(Extracted records)
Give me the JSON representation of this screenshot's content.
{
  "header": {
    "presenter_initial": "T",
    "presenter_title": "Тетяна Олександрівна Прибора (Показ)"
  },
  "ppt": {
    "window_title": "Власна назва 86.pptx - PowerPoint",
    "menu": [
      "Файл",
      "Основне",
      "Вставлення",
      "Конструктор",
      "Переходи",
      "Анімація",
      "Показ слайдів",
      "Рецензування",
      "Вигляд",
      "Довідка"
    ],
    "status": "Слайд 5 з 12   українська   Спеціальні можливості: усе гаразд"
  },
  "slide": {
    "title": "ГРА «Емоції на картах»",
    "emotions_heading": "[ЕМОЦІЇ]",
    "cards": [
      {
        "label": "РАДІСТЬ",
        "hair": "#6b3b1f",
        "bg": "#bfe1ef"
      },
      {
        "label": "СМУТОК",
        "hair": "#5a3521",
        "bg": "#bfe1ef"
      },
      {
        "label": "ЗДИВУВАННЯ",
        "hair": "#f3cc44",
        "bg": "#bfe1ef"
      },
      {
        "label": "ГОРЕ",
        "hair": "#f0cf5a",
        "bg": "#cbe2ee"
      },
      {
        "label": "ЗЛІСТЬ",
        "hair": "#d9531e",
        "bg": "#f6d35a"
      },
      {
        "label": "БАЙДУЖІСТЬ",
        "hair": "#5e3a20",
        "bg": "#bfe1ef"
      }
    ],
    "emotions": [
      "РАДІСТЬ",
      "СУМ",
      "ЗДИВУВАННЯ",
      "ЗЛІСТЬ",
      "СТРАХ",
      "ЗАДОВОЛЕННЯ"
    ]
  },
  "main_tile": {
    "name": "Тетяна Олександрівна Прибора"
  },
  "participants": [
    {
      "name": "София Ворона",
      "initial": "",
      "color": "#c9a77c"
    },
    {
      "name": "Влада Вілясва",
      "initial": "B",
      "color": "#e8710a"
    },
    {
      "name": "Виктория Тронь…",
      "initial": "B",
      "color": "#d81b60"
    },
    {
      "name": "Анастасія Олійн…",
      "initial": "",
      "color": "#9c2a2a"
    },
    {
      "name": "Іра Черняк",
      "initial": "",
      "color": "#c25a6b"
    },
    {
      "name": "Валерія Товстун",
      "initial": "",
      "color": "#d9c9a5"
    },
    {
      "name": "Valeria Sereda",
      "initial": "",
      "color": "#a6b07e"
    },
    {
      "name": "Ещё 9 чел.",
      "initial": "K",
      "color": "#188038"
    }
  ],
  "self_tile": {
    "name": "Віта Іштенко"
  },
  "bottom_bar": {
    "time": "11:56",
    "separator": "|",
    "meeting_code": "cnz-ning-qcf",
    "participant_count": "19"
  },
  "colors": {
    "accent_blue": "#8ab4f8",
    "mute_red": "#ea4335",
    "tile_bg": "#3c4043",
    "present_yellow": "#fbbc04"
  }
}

Exercise prompt: Return every entry verbatim.

Reply:
Give me the JSON representation of this screenshot's content.
{
  "header": {
    "presenter_initial": "T",
    "presenter_title": "Тетяна Олександрівна Прибора (Показ)"
  },
  "ppt": {
    "window_title": "Власна назва 86.pptx - PowerPoint",
    "menu": [
      "Файл",
      "Основне",
      "Вставлення",
      "Конструктор",
      "Переходи",
      "Анімація",
      "Показ слайдів",
      "Рецензування",
      "Вигляд",
      "Довідка"
    ],
    "status": "Слайд 5 з 12   українська   Спеціальні можливості: усе гаразд"
  },
  "slide": {
    "title": "ГРА «Емоції на картах»",
    "emotions_heading": "[ЕМОЦІЇ]",
    "cards": [
      {
        "label": "РАДІСТЬ",
        "hair": "#6b3b1f",
        "bg": "#bfe1ef"
      },
      {
        "label": "СМУТОК",
        "hair": "#5a3521",
        "bg": "#bfe1ef"
      },
      {
        "label": "ЗДИВУВАННЯ",
        "hair": "#f3cc44",
        "bg": "#bfe1ef"
      },
      {
        "label": "ГОРЕ",
        "hair": "#f0cf5a",
        "bg": "#cbe2ee"
      },
      {
        "label": "ЗЛІСТЬ",
        "hair": "#d9531e",
        "bg": "#f6d35a"
      },
      {
        "label": "БАЙДУЖІСТЬ",
        "hair": "#5e3a20",
        "bg": "#bfe1ef"
      }
    ],
    "emotions": [
      "РАДІСТЬ",
      "СУМ",
      "ЗДИВУВАННЯ",
      "ЗЛІСТЬ",
      "СТРАХ",
      "ЗАДОВОЛЕННЯ"
    ]
  },
  "main_tile": {
    "name": "Тетяна Олександрівна Прибора"
  },
  "participants": [
    {
      "name": "София Ворона",
      "initial": "",
      "color": "#c9a77c"
    },
    {
      "name": "Влада Вілясва",
      "initial": "B",
      "color": "#e8710a"
    },
    {
      "name": "Виктория Тронь…",
      "initial": "B",
      "color": "#d81b60"
    },
    {
      "name": "Анастасія Олійн…",
      "initial": "",
      "color": "#9c2a2a"
    },
    {
      "name": "Іра Черняк",
      "initial": "",
      "color": "#c25a6b"
    },
    {
      "name": "Валерія Товстун",
      "initial": "",
      "color": "#d9c9a5"
    },
    {
      "name": "Valeria Sereda",
      "initial": "",
      "color": "#a6b07e"
    },
    {
      "name": "Ещё 9 чел.",
      "initial": "K",
      "color": "#188038"
    }
  ],
  "self_tile": {
    "name": "Віта Іштенко"
  },
  "bottom_bar": {
    "time": "11:56",
    "separator": "|",
    "meeting_code": "cnz-ning-qcf",
    "participant_count": "19"
  },
  "colors": {
    "accent_blue": "#8ab4f8",
    "mute_red": "#ea4335",
    "tile_bg": "#3c4043",
    "present_yellow": "#fbbc04"
  }
}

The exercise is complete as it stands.